» GIVEN INSTRUCTION: Locate the string "Treasury" throughout the material and copy every line in which it occurs.

-------

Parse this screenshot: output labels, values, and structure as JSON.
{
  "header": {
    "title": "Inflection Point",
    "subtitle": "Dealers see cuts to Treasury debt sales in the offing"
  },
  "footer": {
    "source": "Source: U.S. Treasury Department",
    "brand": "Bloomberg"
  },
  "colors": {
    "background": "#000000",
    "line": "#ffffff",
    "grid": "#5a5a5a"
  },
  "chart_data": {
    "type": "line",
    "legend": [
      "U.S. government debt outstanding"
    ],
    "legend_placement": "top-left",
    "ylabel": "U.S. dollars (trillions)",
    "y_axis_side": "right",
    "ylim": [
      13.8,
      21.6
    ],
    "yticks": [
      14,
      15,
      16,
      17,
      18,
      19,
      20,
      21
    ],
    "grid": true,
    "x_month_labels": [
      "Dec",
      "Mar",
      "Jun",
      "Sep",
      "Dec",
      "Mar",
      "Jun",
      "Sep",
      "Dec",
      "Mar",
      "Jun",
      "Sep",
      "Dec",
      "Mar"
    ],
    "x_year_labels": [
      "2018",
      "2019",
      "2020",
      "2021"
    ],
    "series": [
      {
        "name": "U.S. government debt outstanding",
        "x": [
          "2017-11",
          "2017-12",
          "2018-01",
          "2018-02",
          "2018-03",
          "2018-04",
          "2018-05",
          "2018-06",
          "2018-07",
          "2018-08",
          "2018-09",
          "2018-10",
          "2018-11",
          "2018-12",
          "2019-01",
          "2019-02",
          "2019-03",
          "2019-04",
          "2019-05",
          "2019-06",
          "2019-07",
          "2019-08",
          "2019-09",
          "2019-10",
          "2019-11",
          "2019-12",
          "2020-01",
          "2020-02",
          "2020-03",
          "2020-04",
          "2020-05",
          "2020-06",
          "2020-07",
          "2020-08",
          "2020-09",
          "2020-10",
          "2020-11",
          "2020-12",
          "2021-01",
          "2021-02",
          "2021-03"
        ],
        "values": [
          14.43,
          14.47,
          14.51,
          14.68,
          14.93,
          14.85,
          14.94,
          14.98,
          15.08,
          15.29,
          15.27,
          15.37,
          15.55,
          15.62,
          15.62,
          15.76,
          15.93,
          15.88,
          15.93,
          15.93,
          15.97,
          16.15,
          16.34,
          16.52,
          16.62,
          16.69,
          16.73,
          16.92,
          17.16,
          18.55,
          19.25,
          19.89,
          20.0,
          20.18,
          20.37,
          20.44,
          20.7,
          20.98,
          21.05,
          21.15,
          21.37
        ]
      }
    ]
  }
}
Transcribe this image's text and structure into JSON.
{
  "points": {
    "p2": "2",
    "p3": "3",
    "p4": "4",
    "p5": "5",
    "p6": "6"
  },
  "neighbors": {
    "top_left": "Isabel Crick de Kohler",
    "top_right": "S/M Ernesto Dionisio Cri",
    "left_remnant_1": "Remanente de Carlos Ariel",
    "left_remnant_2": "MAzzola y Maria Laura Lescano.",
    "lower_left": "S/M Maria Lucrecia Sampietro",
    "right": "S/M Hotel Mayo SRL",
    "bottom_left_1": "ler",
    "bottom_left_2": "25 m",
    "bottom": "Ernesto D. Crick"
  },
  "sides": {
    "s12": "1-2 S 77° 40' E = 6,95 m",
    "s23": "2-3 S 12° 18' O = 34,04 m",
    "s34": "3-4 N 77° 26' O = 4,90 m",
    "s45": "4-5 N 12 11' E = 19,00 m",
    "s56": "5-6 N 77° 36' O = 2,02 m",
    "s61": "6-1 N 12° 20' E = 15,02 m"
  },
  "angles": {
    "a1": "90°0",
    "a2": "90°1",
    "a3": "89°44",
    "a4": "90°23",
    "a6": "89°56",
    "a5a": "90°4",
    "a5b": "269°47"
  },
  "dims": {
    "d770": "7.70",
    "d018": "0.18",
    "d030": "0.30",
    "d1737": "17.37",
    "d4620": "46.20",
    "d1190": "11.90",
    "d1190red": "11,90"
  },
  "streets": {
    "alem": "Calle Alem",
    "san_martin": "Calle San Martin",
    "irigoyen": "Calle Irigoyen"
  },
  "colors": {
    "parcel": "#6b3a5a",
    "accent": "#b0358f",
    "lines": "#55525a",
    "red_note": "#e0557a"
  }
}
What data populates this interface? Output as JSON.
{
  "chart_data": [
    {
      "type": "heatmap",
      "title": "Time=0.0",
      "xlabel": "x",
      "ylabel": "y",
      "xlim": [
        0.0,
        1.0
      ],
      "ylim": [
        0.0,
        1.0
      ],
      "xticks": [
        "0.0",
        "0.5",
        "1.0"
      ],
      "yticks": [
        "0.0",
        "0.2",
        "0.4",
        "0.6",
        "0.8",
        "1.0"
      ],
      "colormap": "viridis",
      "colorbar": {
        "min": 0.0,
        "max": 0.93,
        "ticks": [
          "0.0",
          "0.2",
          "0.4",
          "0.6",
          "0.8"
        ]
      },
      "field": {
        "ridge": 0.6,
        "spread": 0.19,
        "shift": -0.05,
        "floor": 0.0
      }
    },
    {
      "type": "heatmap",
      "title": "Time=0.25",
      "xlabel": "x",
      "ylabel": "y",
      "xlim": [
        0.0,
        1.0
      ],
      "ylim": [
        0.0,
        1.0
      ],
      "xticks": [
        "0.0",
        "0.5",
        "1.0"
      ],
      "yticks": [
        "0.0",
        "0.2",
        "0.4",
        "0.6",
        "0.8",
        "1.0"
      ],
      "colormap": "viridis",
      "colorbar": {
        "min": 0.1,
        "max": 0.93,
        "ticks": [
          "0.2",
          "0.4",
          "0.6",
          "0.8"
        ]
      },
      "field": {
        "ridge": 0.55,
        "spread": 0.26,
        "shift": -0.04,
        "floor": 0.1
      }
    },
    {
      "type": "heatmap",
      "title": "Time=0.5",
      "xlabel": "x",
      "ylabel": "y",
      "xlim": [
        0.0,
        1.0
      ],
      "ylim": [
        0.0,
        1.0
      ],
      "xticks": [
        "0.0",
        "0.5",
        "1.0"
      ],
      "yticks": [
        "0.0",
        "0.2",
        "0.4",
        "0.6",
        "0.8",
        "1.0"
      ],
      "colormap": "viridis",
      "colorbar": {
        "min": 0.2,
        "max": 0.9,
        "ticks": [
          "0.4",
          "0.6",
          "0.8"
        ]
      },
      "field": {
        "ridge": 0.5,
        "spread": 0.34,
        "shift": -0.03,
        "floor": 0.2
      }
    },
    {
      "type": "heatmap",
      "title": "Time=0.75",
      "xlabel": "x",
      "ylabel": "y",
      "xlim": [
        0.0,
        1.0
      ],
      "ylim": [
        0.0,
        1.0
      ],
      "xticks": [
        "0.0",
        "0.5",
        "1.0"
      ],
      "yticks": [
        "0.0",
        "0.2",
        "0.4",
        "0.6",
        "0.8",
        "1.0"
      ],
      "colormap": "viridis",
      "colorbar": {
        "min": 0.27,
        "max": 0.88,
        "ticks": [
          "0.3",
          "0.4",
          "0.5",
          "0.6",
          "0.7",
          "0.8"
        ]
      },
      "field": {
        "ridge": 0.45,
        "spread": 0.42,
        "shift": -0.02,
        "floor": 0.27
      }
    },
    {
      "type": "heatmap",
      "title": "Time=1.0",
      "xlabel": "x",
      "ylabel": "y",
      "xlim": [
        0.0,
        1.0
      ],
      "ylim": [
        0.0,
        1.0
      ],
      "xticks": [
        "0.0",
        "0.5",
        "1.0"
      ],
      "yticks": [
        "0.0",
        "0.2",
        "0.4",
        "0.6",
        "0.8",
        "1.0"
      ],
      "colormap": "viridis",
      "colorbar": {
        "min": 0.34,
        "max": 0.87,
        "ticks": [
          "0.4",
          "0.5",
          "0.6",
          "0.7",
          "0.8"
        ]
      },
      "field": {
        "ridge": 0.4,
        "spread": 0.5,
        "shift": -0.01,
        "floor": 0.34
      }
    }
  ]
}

-------

» WRITTEN RESPONSE:
    "subtitle": "Dealers see cuts to Treasury debt sales in the offing"
    "source": "Source: U.S. Treasury Department",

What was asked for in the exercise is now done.